-- START Data for this task --
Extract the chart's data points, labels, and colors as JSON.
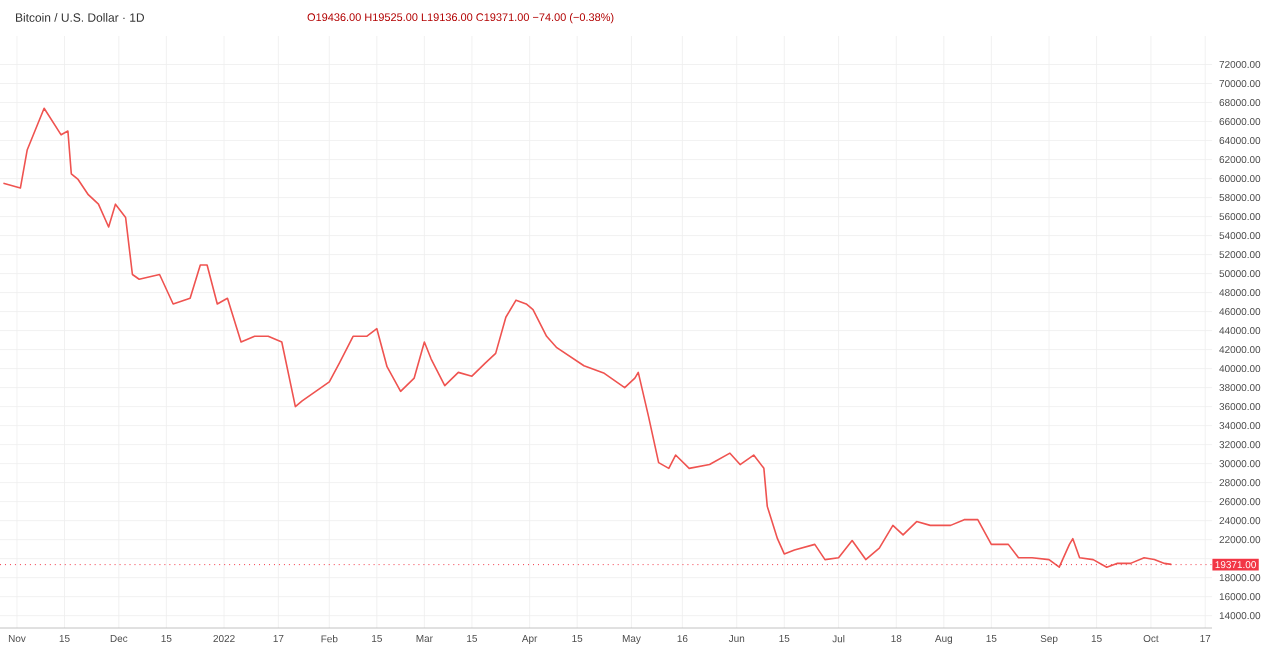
{
  "chart_data": {
    "type": "line",
    "title": "Bitcoin / U.S. Dollar · 1D",
    "subtitle": "O19436.00 H19525.00 L19136.00 C19371.00 −74.00 (−0.38%)",
    "x": [
      "2021-10-28",
      "2021-11-02",
      "2021-11-04",
      "2021-11-09",
      "2021-11-14",
      "2021-11-16",
      "2021-11-17",
      "2021-11-19",
      "2021-11-22",
      "2021-11-25",
      "2021-11-28",
      "2021-11-30",
      "2021-12-03",
      "2021-12-05",
      "2021-12-07",
      "2021-12-13",
      "2021-12-17",
      "2021-12-22",
      "2021-12-25",
      "2021-12-27",
      "2021-12-30",
      "2022-01-02",
      "2022-01-06",
      "2022-01-10",
      "2022-01-14",
      "2022-01-18",
      "2022-01-22",
      "2022-01-24",
      "2022-02-01",
      "2022-02-04",
      "2022-02-08",
      "2022-02-12",
      "2022-02-15",
      "2022-02-18",
      "2022-02-22",
      "2022-02-26",
      "2022-03-01",
      "2022-03-03",
      "2022-03-07",
      "2022-03-11",
      "2022-03-15",
      "2022-03-19",
      "2022-03-22",
      "2022-03-25",
      "2022-03-28",
      "2022-03-31",
      "2022-04-02",
      "2022-04-06",
      "2022-04-09",
      "2022-04-17",
      "2022-04-23",
      "2022-04-29",
      "2022-05-02",
      "2022-05-03",
      "2022-05-06",
      "2022-05-09",
      "2022-05-12",
      "2022-05-14",
      "2022-05-18",
      "2022-05-24",
      "2022-05-30",
      "2022-06-02",
      "2022-06-06",
      "2022-06-09",
      "2022-06-10",
      "2022-06-13",
      "2022-06-15",
      "2022-06-18",
      "2022-06-24",
      "2022-06-27",
      "2022-07-01",
      "2022-07-05",
      "2022-07-09",
      "2022-07-13",
      "2022-07-17",
      "2022-07-20",
      "2022-07-24",
      "2022-07-28",
      "2022-08-03",
      "2022-08-07",
      "2022-08-11",
      "2022-08-15",
      "2022-08-20",
      "2022-08-23",
      "2022-08-27",
      "2022-09-01",
      "2022-09-04",
      "2022-09-07",
      "2022-09-08",
      "2022-09-10",
      "2022-09-14",
      "2022-09-18",
      "2022-09-21",
      "2022-09-25",
      "2022-09-29",
      "2022-10-02",
      "2022-10-05",
      "2022-10-07"
    ],
    "series": [
      {
        "color": "#ef5350",
        "values": [
          59500,
          59000,
          63000,
          67400,
          64600,
          65000,
          60500,
          59900,
          58300,
          57300,
          54900,
          57300,
          55900,
          49900,
          49400,
          49900,
          46800,
          47400,
          50900,
          50900,
          46800,
          47400,
          42800,
          43400,
          43400,
          42800,
          36000,
          36600,
          38600,
          40600,
          43400,
          43400,
          44200,
          40200,
          37600,
          39000,
          42800,
          41000,
          38200,
          39600,
          39200,
          40600,
          41600,
          45400,
          47200,
          46800,
          46200,
          43400,
          42200,
          40300,
          39500,
          38000,
          39000,
          39600,
          35000,
          30100,
          29500,
          30900,
          29500,
          29900,
          31100,
          29900,
          30900,
          29500,
          25500,
          22100,
          20500,
          20900,
          21500,
          19900,
          20100,
          21900,
          19900,
          21100,
          23500,
          22500,
          23900,
          23500,
          23500,
          24100,
          24100,
          21500,
          21500,
          20100,
          20100,
          19900,
          19100,
          21500,
          22100,
          20100,
          19900,
          19100,
          19500,
          19500,
          20100,
          19900,
          19500,
          19400
        ]
      }
    ],
    "xlim": [
      "2021-10-27",
      "2022-10-19"
    ],
    "xticks": [
      {
        "value": "2021-11-01",
        "label": "Nov"
      },
      {
        "value": "2021-11-15",
        "label": "15"
      },
      {
        "value": "2021-12-01",
        "label": "Dec"
      },
      {
        "value": "2021-12-15",
        "label": "15"
      },
      {
        "value": "2022-01-01",
        "label": "2022"
      },
      {
        "value": "2022-01-17",
        "label": "17"
      },
      {
        "value": "2022-02-01",
        "label": "Feb"
      },
      {
        "value": "2022-02-15",
        "label": "15"
      },
      {
        "value": "2022-03-01",
        "label": "Mar"
      },
      {
        "value": "2022-03-15",
        "label": "15"
      },
      {
        "value": "2022-04-01",
        "label": "Apr"
      },
      {
        "value": "2022-04-15",
        "label": "15"
      },
      {
        "value": "2022-05-01",
        "label": "May"
      },
      {
        "value": "2022-05-16",
        "label": "16"
      },
      {
        "value": "2022-06-01",
        "label": "Jun"
      },
      {
        "value": "2022-06-15",
        "label": "15"
      },
      {
        "value": "2022-07-01",
        "label": "Jul"
      },
      {
        "value": "2022-07-18",
        "label": "18"
      },
      {
        "value": "2022-08-01",
        "label": "Aug"
      },
      {
        "value": "2022-08-15",
        "label": "15"
      },
      {
        "value": "2022-09-01",
        "label": "Sep"
      },
      {
        "value": "2022-09-15",
        "label": "15"
      },
      {
        "value": "2022-10-01",
        "label": "Oct"
      },
      {
        "value": "2022-10-17",
        "label": "17"
      }
    ],
    "ylim": [
      12700,
      75000
    ],
    "yticks": [
      {
        "value": 14000,
        "label": "14000.00"
      },
      {
        "value": 16000,
        "label": "16000.00"
      },
      {
        "value": 18000,
        "label": "18000.00"
      },
      {
        "value": 20000,
        "label": null
      },
      {
        "value": 22000,
        "label": "22000.00"
      },
      {
        "value": 24000,
        "label": "24000.00"
      },
      {
        "value": 26000,
        "label": "26000.00"
      },
      {
        "value": 28000,
        "label": "28000.00"
      },
      {
        "value": 30000,
        "label": "30000.00"
      },
      {
        "value": 32000,
        "label": "32000.00"
      },
      {
        "value": 34000,
        "label": "34000.00"
      },
      {
        "value": 36000,
        "label": "36000.00"
      },
      {
        "value": 38000,
        "label": "38000.00"
      },
      {
        "value": 40000,
        "label": "40000.00"
      },
      {
        "value": 42000,
        "label": "42000.00"
      },
      {
        "value": 44000,
        "label": "44000.00"
      },
      {
        "value": 46000,
        "label": "46000.00"
      },
      {
        "value": 48000,
        "label": "48000.00"
      },
      {
        "value": 50000,
        "label": "50000.00"
      },
      {
        "value": 52000,
        "label": "52000.00"
      },
      {
        "value": 54000,
        "label": "54000.00"
      },
      {
        "value": 56000,
        "label": "56000.00"
      },
      {
        "value": 58000,
        "label": "58000.00"
      },
      {
        "value": 60000,
        "label": "60000.00"
      },
      {
        "value": 62000,
        "label": "62000.00"
      },
      {
        "value": 64000,
        "label": "64000.00"
      },
      {
        "value": 66000,
        "label": "66000.00"
      },
      {
        "value": 68000,
        "label": "68000.00"
      },
      {
        "value": 70000,
        "label": "70000.00"
      },
      {
        "value": 72000,
        "label": "72000.00"
      }
    ],
    "grid": true,
    "ref_lines": [
      {
        "axis": "y",
        "value": 19371,
        "label": "19371.00",
        "color": "#f23645",
        "line_style": "dotted"
      }
    ]
  }
}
-- END Data for this task --
### What is required
Copy out all of the material exactly as written, without its pictures.

### Exercise response
Extract the chart's data points, labels, and colors as JSON.
{
  "chart_data": {
    "type": "line",
    "title": "Bitcoin / U.S. Dollar · 1D",
    "subtitle": "O19436.00 H19525.00 L19136.00 C19371.00 −74.00 (−0.38%)",
    "x": [
      "2021-10-28",
      "2021-11-02",
      "2021-11-04",
      "2021-11-09",
      "2021-11-14",
      "2021-11-16",
      "2021-11-17",
      "2021-11-19",
      "2021-11-22",
      "2021-11-25",
      "2021-11-28",
      "2021-11-30",
      "2021-12-03",
      "2021-12-05",
      "2021-12-07",
      "2021-12-13",
      "2021-12-17",
      "2021-12-22",
      "2021-12-25",
      "2021-12-27",
      "2021-12-30",
      "2022-01-02",
      "2022-01-06",
      "2022-01-10",
      "2022-01-14",
      "2022-01-18",
      "2022-01-22",
      "2022-01-24",
      "2022-02-01",
      "2022-02-04",
      "2022-02-08",
      "2022-02-12",
      "2022-02-15",
      "2022-02-18",
      "2022-02-22",
      "2022-02-26",
      "2022-03-01",
      "2022-03-03",
      "2022-03-07",
      "2022-03-11",
      "2022-03-15",
      "2022-03-19",
      "2022-03-22",
      "2022-03-25",
      "2022-03-28",
      "2022-03-31",
      "2022-04-02",
      "2022-04-06",
      "2022-04-09",
      "2022-04-17",
      "2022-04-23",
      "2022-04-29",
      "2022-05-02",
      "2022-05-03",
      "2022-05-06",
      "2022-05-09",
      "2022-05-12",
      "2022-05-14",
      "2022-05-18",
      "2022-05-24",
      "2022-05-30",
      "2022-06-02",
      "2022-06-06",
      "2022-06-09",
      "2022-06-10",
      "2022-06-13",
      "2022-06-15",
      "2022-06-18",
      "2022-06-24",
      "2022-06-27",
      "2022-07-01",
      "2022-07-05",
      "2022-07-09",
      "2022-07-13",
      "2022-07-17",
      "2022-07-20",
      "2022-07-24",
      "2022-07-28",
      "2022-08-03",
      "2022-08-07",
      "2022-08-11",
      "2022-08-15",
      "2022-08-20",
      "2022-08-23",
      "2022-08-27",
      "2022-09-01",
      "2022-09-04",
      "2022-09-07",
      "2022-09-08",
      "2022-09-10",
      "2022-09-14",
      "2022-09-18",
      "2022-09-21",
      "2022-09-25",
      "2022-09-29",
      "2022-10-02",
      "2022-10-05",
      "2022-10-07"
    ],
    "series": [
      {
        "color": "#ef5350",
        "values": [
          59500,
          59000,
          63000,
          67400,
          64600,
          65000,
          60500,
          59900,
          58300,
          57300,
          54900,
          57300,
          55900,
          49900,
          49400,
          49900,
          46800,
          47400,
          50900,
          50900,
          46800,
          47400,
          42800,
          43400,
          43400,
          42800,
          36000,
          36600,
          38600,
          40600,
          43400,
          43400,
          44200,
          40200,
          37600,
          39000,
          42800,
          41000,
          38200,
          39600,
          39200,
          40600,
          41600,
          45400,
          47200,
          46800,
          46200,
          43400,
          42200,
          40300,
          39500,
          38000,
          39000,
          39600,
          35000,
          30100,
          29500,
          30900,
          29500,
          29900,
          31100,
          29900,
          30900,
          29500,
          25500,
          22100,
          20500,
          20900,
          21500,
          19900,
          20100,
          21900,
          19900,
          21100,
          23500,
          22500,
          23900,
          23500,
          23500,
          24100,
          24100,
          21500,
          21500,
          20100,
          20100,
          19900,
          19100,
          21500,
          22100,
          20100,
          19900,
          19100,
          19500,
          19500,
          20100,
          19900,
          19500,
          19400
        ]
      }
    ],
    "xlim": [
      "2021-10-27",
      "2022-10-19"
    ],
    "xticks": [
      {
        "value": "2021-11-01",
        "label": "Nov"
      },
      {
        "value": "2021-11-15",
        "label": "15"
      },
      {
        "value": "2021-12-01",
        "label": "Dec"
      },
      {
        "value": "2021-12-15",
        "label": "15"
      },
      {
        "value": "2022-01-01",
        "label": "2022"
      },
      {
        "value": "2022-01-17",
        "label": "17"
      },
      {
        "value": "2022-02-01",
        "label": "Feb"
      },
      {
        "value": "2022-02-15",
        "label": "15"
      },
      {
        "value": "2022-03-01",
        "label": "Mar"
      },
      {
        "value": "2022-03-15",
        "label": "15"
      },
      {
        "value": "2022-04-01",
        "label": "Apr"
      },
      {
        "value": "2022-04-15",
        "label": "15"
      },
      {
        "value": "2022-05-01",
        "label": "May"
      },
      {
        "value": "2022-05-16",
        "label": "16"
      },
      {
        "value": "2022-06-01",
        "label": "Jun"
      },
      {
        "value": "2022-06-15",
        "label": "15"
      },
      {
        "value": "2022-07-01",
        "label": "Jul"
      },
      {
        "value": "2022-07-18",
        "label": "18"
      },
      {
        "value": "2022-08-01",
        "label": "Aug"
      },
      {
        "value": "2022-08-15",
        "label": "15"
      },
      {
        "value": "2022-09-01",
        "label": "Sep"
      },
      {
        "value": "2022-09-15",
        "label": "15"
      },
      {
        "value": "2022-10-01",
        "label": "Oct"
      },
      {
        "value": "2022-10-17",
        "label": "17"
      }
    ],
    "ylim": [
      12700,
      75000
    ],
    "yticks": [
      {
        "value": 14000,
        "label": "14000.00"
      },
      {
        "value": 16000,
        "label": "16000.00"
      },
      {
        "value": 18000,
        "label": "18000.00"
      },
      {
        "value": 20000,
        "label": null
      },
      {
        "value": 22000,
        "label": "22000.00"
      },
      {
        "value": 24000,
        "label": "24000.00"
      },
      {
        "value": 26000,
        "label": "26000.00"
      },
      {
        "value": 28000,
        "label": "28000.00"
      },
      {
        "value": 30000,
        "label": "30000.00"
      },
      {
        "value": 32000,
        "label": "32000.00"
      },
      {
        "value": 34000,
        "label": "34000.00"
      },
      {
        "value": 36000,
        "label": "36000.00"
      },
      {
        "value": 38000,
        "label": "38000.00"
      },
      {
        "value": 40000,
        "label": "40000.00"
      },
      {
        "value": 42000,
        "label": "42000.00"
      },
      {
        "value": 44000,
        "label": "44000.00"
      },
      {
        "value": 46000,
        "label": "46000.00"
      },
      {
        "value": 48000,
        "label": "48000.00"
      },
      {
        "value": 50000,
        "label": "50000.00"
      },
      {
        "value": 52000,
        "label": "52000.00"
      },
      {
        "value": 54000,
        "label": "54000.00"
      },
      {
        "value": 56000,
        "label": "56000.00"
      },
      {
        "value": 58000,
        "label": "58000.00"
      },
      {
        "value": 60000,
        "label": "60000.00"
      },
      {
        "value": 62000,
        "label": "62000.00"
      },
      {
        "value": 64000,
        "label": "64000.00"
      },
      {
        "value": 66000,
        "label": "66000.00"
      },
      {
        "value": 68000,
        "label": "68000.00"
      },
      {
        "value": 70000,
        "label": "70000.00"
      },
      {
        "value": 72000,
        "label": "72000.00"
      }
    ],
    "grid": true,
    "ref_lines": [
      {
        "axis": "y",
        "value": 19371,
        "label": "19371.00",
        "color": "#f23645",
        "line_style": "dotted"
      }
    ]
  }
}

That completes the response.